Provide the data again in its entirety, exactly as given.
-------- Entries supplied --------
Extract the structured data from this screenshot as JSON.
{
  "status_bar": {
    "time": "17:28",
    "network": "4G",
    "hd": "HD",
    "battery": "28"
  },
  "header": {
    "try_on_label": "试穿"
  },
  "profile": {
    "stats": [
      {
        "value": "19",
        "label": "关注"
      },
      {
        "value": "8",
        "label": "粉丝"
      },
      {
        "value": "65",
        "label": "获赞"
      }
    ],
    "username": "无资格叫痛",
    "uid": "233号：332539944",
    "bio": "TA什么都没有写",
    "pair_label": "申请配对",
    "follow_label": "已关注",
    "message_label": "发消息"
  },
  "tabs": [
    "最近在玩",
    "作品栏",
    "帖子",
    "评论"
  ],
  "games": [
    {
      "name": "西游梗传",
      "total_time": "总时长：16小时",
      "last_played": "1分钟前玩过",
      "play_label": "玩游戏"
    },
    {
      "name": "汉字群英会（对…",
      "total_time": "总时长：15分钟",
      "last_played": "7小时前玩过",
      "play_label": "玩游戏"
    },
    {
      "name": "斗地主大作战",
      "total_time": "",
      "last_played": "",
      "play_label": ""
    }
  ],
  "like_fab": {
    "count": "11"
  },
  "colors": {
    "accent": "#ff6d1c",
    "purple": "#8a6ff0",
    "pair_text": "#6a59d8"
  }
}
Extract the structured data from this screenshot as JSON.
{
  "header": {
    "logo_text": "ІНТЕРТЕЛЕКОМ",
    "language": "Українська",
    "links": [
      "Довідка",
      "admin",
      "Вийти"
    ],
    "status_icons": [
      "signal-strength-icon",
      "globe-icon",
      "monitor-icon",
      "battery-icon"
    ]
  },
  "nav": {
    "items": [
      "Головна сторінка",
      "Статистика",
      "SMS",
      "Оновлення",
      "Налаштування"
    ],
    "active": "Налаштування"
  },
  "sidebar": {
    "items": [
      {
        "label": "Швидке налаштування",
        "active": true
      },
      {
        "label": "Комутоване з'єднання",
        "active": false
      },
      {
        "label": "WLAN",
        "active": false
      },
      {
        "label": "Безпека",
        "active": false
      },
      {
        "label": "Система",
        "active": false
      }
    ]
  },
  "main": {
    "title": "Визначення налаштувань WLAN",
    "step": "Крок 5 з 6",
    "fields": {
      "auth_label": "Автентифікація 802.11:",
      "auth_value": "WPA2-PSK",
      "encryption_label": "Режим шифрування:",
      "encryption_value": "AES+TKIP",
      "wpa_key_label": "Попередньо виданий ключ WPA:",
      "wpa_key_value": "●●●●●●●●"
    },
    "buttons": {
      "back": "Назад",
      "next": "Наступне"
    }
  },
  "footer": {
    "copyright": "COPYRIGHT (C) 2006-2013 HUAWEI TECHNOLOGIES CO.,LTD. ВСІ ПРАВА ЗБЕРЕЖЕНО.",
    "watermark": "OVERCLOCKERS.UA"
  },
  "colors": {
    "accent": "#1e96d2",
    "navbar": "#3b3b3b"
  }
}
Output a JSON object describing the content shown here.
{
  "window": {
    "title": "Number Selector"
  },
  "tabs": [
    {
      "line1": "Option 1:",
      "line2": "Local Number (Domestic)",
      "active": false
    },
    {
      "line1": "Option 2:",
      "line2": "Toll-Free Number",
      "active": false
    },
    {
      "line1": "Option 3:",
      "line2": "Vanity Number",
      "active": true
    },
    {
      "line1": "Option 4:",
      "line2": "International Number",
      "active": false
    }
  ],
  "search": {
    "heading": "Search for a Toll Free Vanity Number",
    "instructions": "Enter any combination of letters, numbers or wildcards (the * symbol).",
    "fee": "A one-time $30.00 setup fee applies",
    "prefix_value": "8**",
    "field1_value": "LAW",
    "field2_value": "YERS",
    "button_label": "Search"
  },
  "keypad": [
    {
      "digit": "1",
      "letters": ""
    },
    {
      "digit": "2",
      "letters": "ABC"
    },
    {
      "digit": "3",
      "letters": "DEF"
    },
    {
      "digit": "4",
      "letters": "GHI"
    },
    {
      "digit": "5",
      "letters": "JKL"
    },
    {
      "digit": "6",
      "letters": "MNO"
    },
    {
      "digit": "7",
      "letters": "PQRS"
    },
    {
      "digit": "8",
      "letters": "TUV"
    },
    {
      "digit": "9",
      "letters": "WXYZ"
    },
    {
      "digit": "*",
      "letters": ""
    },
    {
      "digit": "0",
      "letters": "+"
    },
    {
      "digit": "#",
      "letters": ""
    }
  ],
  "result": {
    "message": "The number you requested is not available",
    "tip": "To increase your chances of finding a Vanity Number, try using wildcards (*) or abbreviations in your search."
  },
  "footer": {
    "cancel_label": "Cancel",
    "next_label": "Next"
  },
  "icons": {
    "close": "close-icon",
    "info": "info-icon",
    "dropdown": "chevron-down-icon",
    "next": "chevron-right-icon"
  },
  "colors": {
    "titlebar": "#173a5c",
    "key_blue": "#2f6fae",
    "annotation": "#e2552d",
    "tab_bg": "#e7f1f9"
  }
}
--------
> [Full answer]:
Extract the structured data from this screenshot as JSON.
{
  "status_bar": {
    "time": "17:28",
    "network": "4G",
    "hd": "HD",
    "battery": "28"
  },
  "header": {
    "try_on_label": "试穿"
  },
  "profile": {
    "stats": [
      {
        "value": "19",
        "label": "关注"
      },
      {
        "value": "8",
        "label": "粉丝"
      },
      {
        "value": "65",
        "label": "获赞"
      }
    ],
    "username": "无资格叫痛",
    "uid": "233号：332539944",
    "bio": "TA什么都没有写",
    "pair_label": "申请配对",
    "follow_label": "已关注",
    "message_label": "发消息"
  },
  "tabs": [
    "最近在玩",
    "作品栏",
    "帖子",
    "评论"
  ],
  "games": [
    {
      "name": "西游梗传",
      "total_time": "总时长：16小时",
      "last_played": "1分钟前玩过",
      "play_label": "玩游戏"
    },
    {
      "name": "汉字群英会（对…",
      "total_time": "总时长：15分钟",
      "last_played": "7小时前玩过",
      "play_label": "玩游戏"
    },
    {
      "name": "斗地主大作战",
      "total_time": "",
      "last_played": "",
      "play_label": ""
    }
  ],
  "like_fab": {
    "count": "11"
  },
  "colors": {
    "accent": "#ff6d1c",
    "purple": "#8a6ff0",
    "pair_text": "#6a59d8"
  }
}
Extract the structured data from this screenshot as JSON.
{
  "header": {
    "logo_text": "ІНТЕРТЕЛЕКОМ",
    "language": "Українська",
    "links": [
      "Довідка",
      "admin",
      "Вийти"
    ],
    "status_icons": [
      "signal-strength-icon",
      "globe-icon",
      "monitor-icon",
      "battery-icon"
    ]
  },
  "nav": {
    "items": [
      "Головна сторінка",
      "Статистика",
      "SMS",
      "Оновлення",
      "Налаштування"
    ],
    "active": "Налаштування"
  },
  "sidebar": {
    "items": [
      {
        "label": "Швидке налаштування",
        "active": true
      },
      {
        "label": "Комутоване з'єднання",
        "active": false
      },
      {
        "label": "WLAN",
        "active": false
      },
      {
        "label": "Безпека",
        "active": false
      },
      {
        "label": "Система",
        "active": false
      }
    ]
  },
  "main": {
    "title": "Визначення налаштувань WLAN",
    "step": "Крок 5 з 6",
    "fields": {
      "auth_label": "Автентифікація 802.11:",
      "auth_value": "WPA2-PSK",
      "encryption_label": "Режим шифрування:",
      "encryption_value": "AES+TKIP",
      "wpa_key_label": "Попередньо виданий ключ WPA:",
      "wpa_key_value": "●●●●●●●●"
    },
    "buttons": {
      "back": "Назад",
      "next": "Наступне"
    }
  },
  "footer": {
    "copyright": "COPYRIGHT (C) 2006-2013 HUAWEI TECHNOLOGIES CO.,LTD. ВСІ ПРАВА ЗБЕРЕЖЕНО.",
    "watermark": "OVERCLOCKERS.UA"
  },
  "colors": {
    "accent": "#1e96d2",
    "navbar": "#3b3b3b"
  }
}
Output a JSON object describing the content shown here.
{
  "window": {
    "title": "Number Selector"
  },
  "tabs": [
    {
      "line1": "Option 1:",
      "line2": "Local Number (Domestic)",
      "active": false
    },
    {
      "line1": "Option 2:",
      "line2": "Toll-Free Number",
      "active": false
    },
    {
      "line1": "Option 3:",
      "line2": "Vanity Number",
      "active": true
    },
    {
      "line1": "Option 4:",
      "line2": "International Number",
      "active": false
    }
  ],
  "search": {
    "heading": "Search for a Toll Free Vanity Number",
    "instructions": "Enter any combination of letters, numbers or wildcards (the * symbol).",
    "fee": "A one-time $30.00 setup fee applies",
    "prefix_value": "8**",
    "field1_value": "LAW",
    "field2_value": "YERS",
    "button_label": "Search"
  },
  "keypad": [
    {
      "digit": "1",
      "letters": ""
    },
    {
      "digit": "2",
      "letters": "ABC"
    },
    {
      "digit": "3",
      "letters": "DEF"
    },
    {
      "digit": "4",
      "letters": "GHI"
    },
    {
      "digit": "5",
      "letters": "JKL"
    },
    {
      "digit": "6",
      "letters": "MNO"
    },
    {
      "digit": "7",
      "letters": "PQRS"
    },
    {
      "digit": "8",
      "letters": "TUV"
    },
    {
      "digit": "9",
      "letters": "WXYZ"
    },
    {
      "digit": "*",
      "letters": ""
    },
    {
      "digit": "0",
      "letters": "+"
    },
    {
      "digit": "#",
      "letters": ""
    }
  ],
  "result": {
    "message": "The number you requested is not available",
    "tip": "To increase your chances of finding a Vanity Number, try using wildcards (*) or abbreviations in your search."
  },
  "footer": {
    "cancel_label": "Cancel",
    "next_label": "Next"
  },
  "icons": {
    "close": "close-icon",
    "info": "info-icon",
    "dropdown": "chevron-down-icon",
    "next": "chevron-right-icon"
  },
  "colors": {
    "titlebar": "#173a5c",
    "key_blue": "#2f6fae",
    "annotation": "#e2552d",
    "tab_bg": "#e7f1f9"
  }
}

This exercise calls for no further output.